■ **Exercise instructions**:
Beginning with the line where "What data populates" appears, restate the lines word for word through the last one in the listing.

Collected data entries

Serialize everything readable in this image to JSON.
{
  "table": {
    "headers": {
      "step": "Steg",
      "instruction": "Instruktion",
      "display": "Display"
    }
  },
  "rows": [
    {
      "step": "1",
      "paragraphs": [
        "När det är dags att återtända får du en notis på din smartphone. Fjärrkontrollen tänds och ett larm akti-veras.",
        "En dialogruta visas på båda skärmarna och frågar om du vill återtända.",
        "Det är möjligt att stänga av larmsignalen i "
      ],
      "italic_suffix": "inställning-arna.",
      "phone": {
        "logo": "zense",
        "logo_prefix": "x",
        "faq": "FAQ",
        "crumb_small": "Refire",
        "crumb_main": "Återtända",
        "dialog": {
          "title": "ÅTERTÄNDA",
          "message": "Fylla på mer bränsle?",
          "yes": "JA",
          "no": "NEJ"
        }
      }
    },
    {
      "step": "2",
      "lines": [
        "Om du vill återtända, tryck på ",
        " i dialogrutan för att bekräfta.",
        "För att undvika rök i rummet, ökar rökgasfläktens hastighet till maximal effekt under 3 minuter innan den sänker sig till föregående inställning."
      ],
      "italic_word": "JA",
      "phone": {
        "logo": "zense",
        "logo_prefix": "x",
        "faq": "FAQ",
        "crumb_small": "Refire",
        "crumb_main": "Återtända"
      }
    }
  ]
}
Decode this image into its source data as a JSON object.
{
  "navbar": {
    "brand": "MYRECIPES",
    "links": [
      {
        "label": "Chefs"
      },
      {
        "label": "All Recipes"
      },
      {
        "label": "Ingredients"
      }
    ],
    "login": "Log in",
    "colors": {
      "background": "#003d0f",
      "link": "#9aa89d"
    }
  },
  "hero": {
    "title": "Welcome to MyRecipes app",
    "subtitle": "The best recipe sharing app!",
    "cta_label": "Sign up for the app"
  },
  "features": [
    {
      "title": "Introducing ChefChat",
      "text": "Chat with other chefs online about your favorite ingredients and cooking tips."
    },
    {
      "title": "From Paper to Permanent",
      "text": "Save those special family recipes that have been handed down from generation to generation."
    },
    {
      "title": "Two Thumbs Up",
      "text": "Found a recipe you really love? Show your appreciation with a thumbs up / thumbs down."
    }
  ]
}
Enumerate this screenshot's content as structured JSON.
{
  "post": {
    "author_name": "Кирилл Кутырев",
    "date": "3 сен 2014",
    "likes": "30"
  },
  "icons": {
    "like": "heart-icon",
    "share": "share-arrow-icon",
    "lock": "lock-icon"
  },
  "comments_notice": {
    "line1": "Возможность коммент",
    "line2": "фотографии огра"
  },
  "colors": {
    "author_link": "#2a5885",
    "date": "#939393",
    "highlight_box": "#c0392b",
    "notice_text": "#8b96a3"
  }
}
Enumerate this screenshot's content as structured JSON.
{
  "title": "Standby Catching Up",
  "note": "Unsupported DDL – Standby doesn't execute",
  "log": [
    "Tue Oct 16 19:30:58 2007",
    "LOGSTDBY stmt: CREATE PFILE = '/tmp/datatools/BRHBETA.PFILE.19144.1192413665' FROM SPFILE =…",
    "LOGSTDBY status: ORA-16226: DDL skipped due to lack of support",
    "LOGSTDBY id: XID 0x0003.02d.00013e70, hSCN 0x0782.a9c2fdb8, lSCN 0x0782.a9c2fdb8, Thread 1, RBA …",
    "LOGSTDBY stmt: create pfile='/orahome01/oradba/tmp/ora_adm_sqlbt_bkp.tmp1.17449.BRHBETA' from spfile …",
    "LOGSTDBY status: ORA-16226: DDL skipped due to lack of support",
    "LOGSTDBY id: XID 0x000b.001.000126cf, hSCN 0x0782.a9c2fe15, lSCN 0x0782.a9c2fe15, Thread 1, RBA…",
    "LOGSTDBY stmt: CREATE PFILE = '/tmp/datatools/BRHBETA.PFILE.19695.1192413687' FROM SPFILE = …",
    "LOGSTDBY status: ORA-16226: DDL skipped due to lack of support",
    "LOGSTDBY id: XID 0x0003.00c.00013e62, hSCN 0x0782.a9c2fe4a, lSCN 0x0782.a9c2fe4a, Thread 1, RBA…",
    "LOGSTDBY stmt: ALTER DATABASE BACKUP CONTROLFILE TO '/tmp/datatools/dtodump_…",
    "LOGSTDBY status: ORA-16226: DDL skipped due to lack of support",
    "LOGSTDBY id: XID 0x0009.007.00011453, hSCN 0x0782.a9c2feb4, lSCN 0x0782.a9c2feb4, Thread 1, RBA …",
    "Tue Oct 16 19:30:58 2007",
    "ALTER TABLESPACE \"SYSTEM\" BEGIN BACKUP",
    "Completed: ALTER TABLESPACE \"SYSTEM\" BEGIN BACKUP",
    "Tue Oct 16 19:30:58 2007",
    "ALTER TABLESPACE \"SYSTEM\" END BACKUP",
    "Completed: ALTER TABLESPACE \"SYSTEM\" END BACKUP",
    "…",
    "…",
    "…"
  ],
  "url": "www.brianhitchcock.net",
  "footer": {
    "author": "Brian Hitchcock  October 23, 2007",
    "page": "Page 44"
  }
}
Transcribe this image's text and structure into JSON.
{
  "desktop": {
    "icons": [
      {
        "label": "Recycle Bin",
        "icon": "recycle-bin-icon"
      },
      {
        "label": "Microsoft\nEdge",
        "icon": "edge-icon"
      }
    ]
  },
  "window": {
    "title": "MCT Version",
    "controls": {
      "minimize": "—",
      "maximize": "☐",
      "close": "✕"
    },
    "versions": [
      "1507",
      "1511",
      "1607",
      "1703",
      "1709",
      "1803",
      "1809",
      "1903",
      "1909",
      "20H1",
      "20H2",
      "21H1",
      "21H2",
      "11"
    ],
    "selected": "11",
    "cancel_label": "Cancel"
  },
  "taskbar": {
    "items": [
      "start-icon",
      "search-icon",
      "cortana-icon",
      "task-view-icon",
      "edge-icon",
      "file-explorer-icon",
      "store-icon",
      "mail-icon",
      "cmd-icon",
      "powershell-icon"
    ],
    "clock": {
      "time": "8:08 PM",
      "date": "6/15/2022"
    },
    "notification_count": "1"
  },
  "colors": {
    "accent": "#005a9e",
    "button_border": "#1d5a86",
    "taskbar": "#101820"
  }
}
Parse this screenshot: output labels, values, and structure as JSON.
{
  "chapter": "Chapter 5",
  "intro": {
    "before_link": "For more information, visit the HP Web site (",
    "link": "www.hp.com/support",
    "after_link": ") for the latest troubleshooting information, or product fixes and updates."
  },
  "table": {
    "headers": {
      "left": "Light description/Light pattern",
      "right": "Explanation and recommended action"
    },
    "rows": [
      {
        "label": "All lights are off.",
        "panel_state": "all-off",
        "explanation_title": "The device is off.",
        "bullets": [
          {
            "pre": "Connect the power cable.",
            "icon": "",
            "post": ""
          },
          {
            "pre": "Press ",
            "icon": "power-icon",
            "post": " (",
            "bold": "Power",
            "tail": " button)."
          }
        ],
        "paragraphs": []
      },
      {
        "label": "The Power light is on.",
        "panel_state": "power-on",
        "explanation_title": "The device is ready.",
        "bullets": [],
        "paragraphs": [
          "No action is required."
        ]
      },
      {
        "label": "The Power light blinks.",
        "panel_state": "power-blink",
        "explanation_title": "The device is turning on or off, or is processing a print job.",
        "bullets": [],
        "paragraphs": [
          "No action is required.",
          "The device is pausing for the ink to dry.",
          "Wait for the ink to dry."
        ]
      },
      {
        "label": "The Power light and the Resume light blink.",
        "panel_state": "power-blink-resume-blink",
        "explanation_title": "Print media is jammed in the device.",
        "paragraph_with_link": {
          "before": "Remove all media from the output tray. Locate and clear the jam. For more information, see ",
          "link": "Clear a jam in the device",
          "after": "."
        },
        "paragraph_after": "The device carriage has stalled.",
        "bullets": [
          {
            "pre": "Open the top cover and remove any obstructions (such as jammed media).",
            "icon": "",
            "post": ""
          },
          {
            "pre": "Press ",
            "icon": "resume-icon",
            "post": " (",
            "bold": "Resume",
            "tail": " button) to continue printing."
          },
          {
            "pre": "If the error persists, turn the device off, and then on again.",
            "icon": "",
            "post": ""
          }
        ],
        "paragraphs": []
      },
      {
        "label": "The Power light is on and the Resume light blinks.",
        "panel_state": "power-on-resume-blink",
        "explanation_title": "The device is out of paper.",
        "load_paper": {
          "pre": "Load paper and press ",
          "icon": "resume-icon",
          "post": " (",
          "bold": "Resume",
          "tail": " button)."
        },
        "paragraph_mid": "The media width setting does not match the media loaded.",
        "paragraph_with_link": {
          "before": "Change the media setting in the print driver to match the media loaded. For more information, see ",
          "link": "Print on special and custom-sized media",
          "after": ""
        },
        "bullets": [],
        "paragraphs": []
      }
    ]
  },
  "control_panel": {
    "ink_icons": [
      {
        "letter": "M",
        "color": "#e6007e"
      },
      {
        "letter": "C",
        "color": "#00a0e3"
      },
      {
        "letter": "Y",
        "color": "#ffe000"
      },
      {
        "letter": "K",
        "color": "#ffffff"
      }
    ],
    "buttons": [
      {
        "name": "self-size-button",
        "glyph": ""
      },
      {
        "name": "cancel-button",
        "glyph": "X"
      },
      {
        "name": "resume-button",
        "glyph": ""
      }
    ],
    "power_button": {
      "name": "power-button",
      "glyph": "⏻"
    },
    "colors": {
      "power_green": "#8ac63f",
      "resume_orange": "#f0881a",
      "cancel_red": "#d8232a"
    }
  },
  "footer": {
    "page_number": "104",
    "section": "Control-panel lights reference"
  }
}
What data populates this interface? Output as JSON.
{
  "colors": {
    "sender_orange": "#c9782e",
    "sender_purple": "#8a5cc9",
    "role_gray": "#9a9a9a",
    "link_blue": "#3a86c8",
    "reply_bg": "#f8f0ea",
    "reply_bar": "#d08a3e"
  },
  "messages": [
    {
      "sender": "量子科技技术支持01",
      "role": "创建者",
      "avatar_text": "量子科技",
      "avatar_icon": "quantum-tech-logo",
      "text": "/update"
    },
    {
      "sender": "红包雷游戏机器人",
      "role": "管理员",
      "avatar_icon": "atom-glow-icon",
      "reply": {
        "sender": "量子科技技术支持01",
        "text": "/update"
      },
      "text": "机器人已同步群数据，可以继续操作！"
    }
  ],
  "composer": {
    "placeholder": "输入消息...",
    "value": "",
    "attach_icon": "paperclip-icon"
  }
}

■ **Output of the task**:
What data populates this interface? Output as JSON.
{
  "colors": {
    "sender_orange": "#c9782e",
    "sender_purple": "#8a5cc9",
    "role_gray": "#9a9a9a",
    "link_blue": "#3a86c8",
    "reply_bg": "#f8f0ea",
    "reply_bar": "#d08a3e"
  },
  "messages": [
    {
      "sender": "量子科技技术支持01",
      "role": "创建者",
      "avatar_text": "量子科技",
      "avatar_icon": "quantum-tech-logo",
      "text": "/update"
    },
    {
      "sender": "红包雷游戏机器人",
      "role": "管理员",
      "avatar_icon": "atom-glow-icon",
      "reply": {
        "sender": "量子科技技术支持01",
        "text": "/update"
      },
      "text": "机器人已同步群数据，可以继续操作！"
    }
  ],
  "composer": {
    "placeholder": "输入消息...",
    "value": "",
    "attach_icon": "paperclip-icon"
  }
}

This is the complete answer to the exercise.